Written request
Every line of the records must be repeated exactly; pictures stay out.

======== Data for this task ========

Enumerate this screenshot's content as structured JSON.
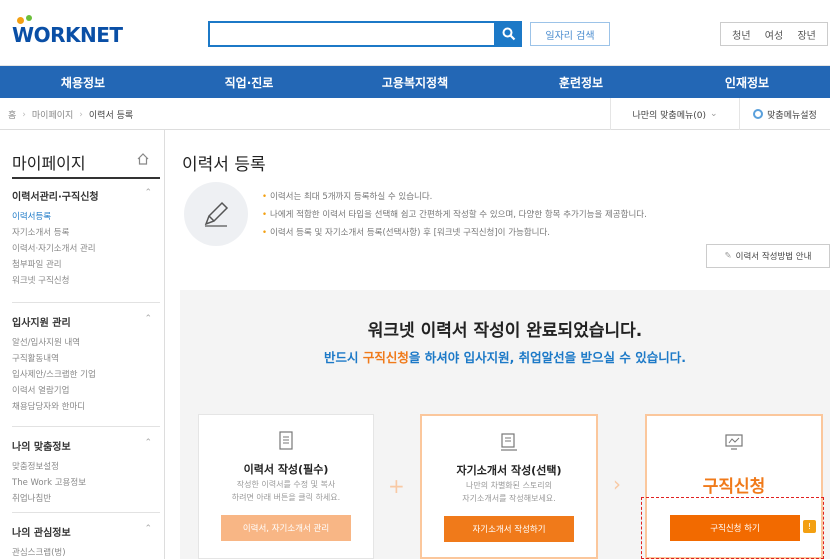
{
  "header": {
    "logo_text": "ORKNET",
    "search_placeholder": "",
    "job_search_label": "일자리 검색",
    "user_tabs": [
      "청년",
      "여성",
      "장년"
    ]
  },
  "gnb": [
    "채용정보",
    "직업·진로",
    "고용복지정책",
    "훈련정보",
    "인재정보"
  ],
  "breadcrumb": {
    "home": "홈",
    "level1": "마이페이지",
    "current": "이력서 등록"
  },
  "my_menu": {
    "label": "나만의 맞춤메뉴(0)",
    "setting_label": "맞춤메뉴설정"
  },
  "sidebar": {
    "title": "마이페이지",
    "groups": [
      {
        "title": "이력서관리·구직신청",
        "items": [
          "이력서등록",
          "자기소개서 등록",
          "이력서·자기소개서 관리",
          "첨부파일 관리",
          "워크넷 구직신청"
        ]
      },
      {
        "title": "입사지원 관리",
        "items": [
          "알선/입사지원 내역",
          "구직활동내역",
          "입사제안/스크랩한 기업",
          "이력서 열람기업",
          "채용담당자와 한마디"
        ]
      },
      {
        "title": "나의 맞춤정보",
        "items": [
          "맞춤정보설정",
          "The Work 고용정보",
          "취업나침반"
        ]
      },
      {
        "title": "나의 관심정보",
        "items": [
          "관심스크랩(벙)"
        ]
      }
    ]
  },
  "main": {
    "title": "이력서 등록",
    "notices": [
      "이력서는 최대 5개까지 등록하실 수 있습니다.",
      "나에게 적합한 이력서 타입을 선택해 쉽고 간편하게 작성할 수 있으며, 다양한 항목 추가기능을 제공합니다.",
      "이력서 등록 및 자기소개서 등록(선택사항) 후 [워크넷 구직신청]이 가능합니다."
    ],
    "guide_button": "이력서 작성방법 안내",
    "done_title": "워크넷 이력서 작성이 완료되었습니다.",
    "done_sub_prefix": "반드시 ",
    "done_sub_highlight": "구직신청",
    "done_sub_suffix": "을 하셔야 입사지원, 취업알선을 받으실 수 있습니다."
  },
  "cards": [
    {
      "title": "이력서 작성(필수)",
      "desc": [
        "작성한 이력서를 수정 및 복사",
        "하려면 아래 버튼을 클릭 하세요."
      ],
      "button": "이력서, 자기소개서 관리"
    },
    {
      "title": "자기소개서 작성(선택)",
      "desc": [
        "나만의 차별화된 스토리의",
        "자기소개서를 작성해보세요."
      ],
      "button": "자기소개서 작성하기"
    },
    {
      "big": "구직신청",
      "button": "구직신청 하기"
    }
  ],
  "colors": {
    "brand_blue": "#2367b5",
    "accent_orange": "#f07a1a",
    "link_blue": "#1c79c7"
  }
}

========

The solution
Enumerate this screenshot's content as structured JSON.
{
  "header": {
    "logo_text": "ORKNET",
    "search_placeholder": "",
    "job_search_label": "일자리 검색",
    "user_tabs": [
      "청년",
      "여성",
      "장년"
    ]
  },
  "gnb": [
    "채용정보",
    "직업·진로",
    "고용복지정책",
    "훈련정보",
    "인재정보"
  ],
  "breadcrumb": {
    "home": "홈",
    "level1": "마이페이지",
    "current": "이력서 등록"
  },
  "my_menu": {
    "label": "나만의 맞춤메뉴(0)",
    "setting_label": "맞춤메뉴설정"
  },
  "sidebar": {
    "title": "마이페이지",
    "groups": [
      {
        "title": "이력서관리·구직신청",
        "items": [
          "이력서등록",
          "자기소개서 등록",
          "이력서·자기소개서 관리",
          "첨부파일 관리",
          "워크넷 구직신청"
        ]
      },
      {
        "title": "입사지원 관리",
        "items": [
          "알선/입사지원 내역",
          "구직활동내역",
          "입사제안/스크랩한 기업",
          "이력서 열람기업",
          "채용담당자와 한마디"
        ]
      },
      {
        "title": "나의 맞춤정보",
        "items": [
          "맞춤정보설정",
          "The Work 고용정보",
          "취업나침반"
        ]
      },
      {
        "title": "나의 관심정보",
        "items": [
          "관심스크랩(벙)"
        ]
      }
    ]
  },
  "main": {
    "title": "이력서 등록",
    "notices": [
      "이력서는 최대 5개까지 등록하실 수 있습니다.",
      "나에게 적합한 이력서 타입을 선택해 쉽고 간편하게 작성할 수 있으며, 다양한 항목 추가기능을 제공합니다.",
      "이력서 등록 및 자기소개서 등록(선택사항) 후 [워크넷 구직신청]이 가능합니다."
    ],
    "guide_button": "이력서 작성방법 안내",
    "done_title": "워크넷 이력서 작성이 완료되었습니다.",
    "done_sub_prefix": "반드시 ",
    "done_sub_highlight": "구직신청",
    "done_sub_suffix": "을 하셔야 입사지원, 취업알선을 받으실 수 있습니다."
  },
  "cards": [
    {
      "title": "이력서 작성(필수)",
      "desc": [
        "작성한 이력서를 수정 및 복사",
        "하려면 아래 버튼을 클릭 하세요."
      ],
      "button": "이력서, 자기소개서 관리"
    },
    {
      "title": "자기소개서 작성(선택)",
      "desc": [
        "나만의 차별화된 스토리의",
        "자기소개서를 작성해보세요."
      ],
      "button": "자기소개서 작성하기"
    },
    {
      "big": "구직신청",
      "button": "구직신청 하기"
    }
  ],
  "colors": {
    "brand_blue": "#2367b5",
    "accent_orange": "#f07a1a",
    "link_blue": "#1c79c7"
  }
}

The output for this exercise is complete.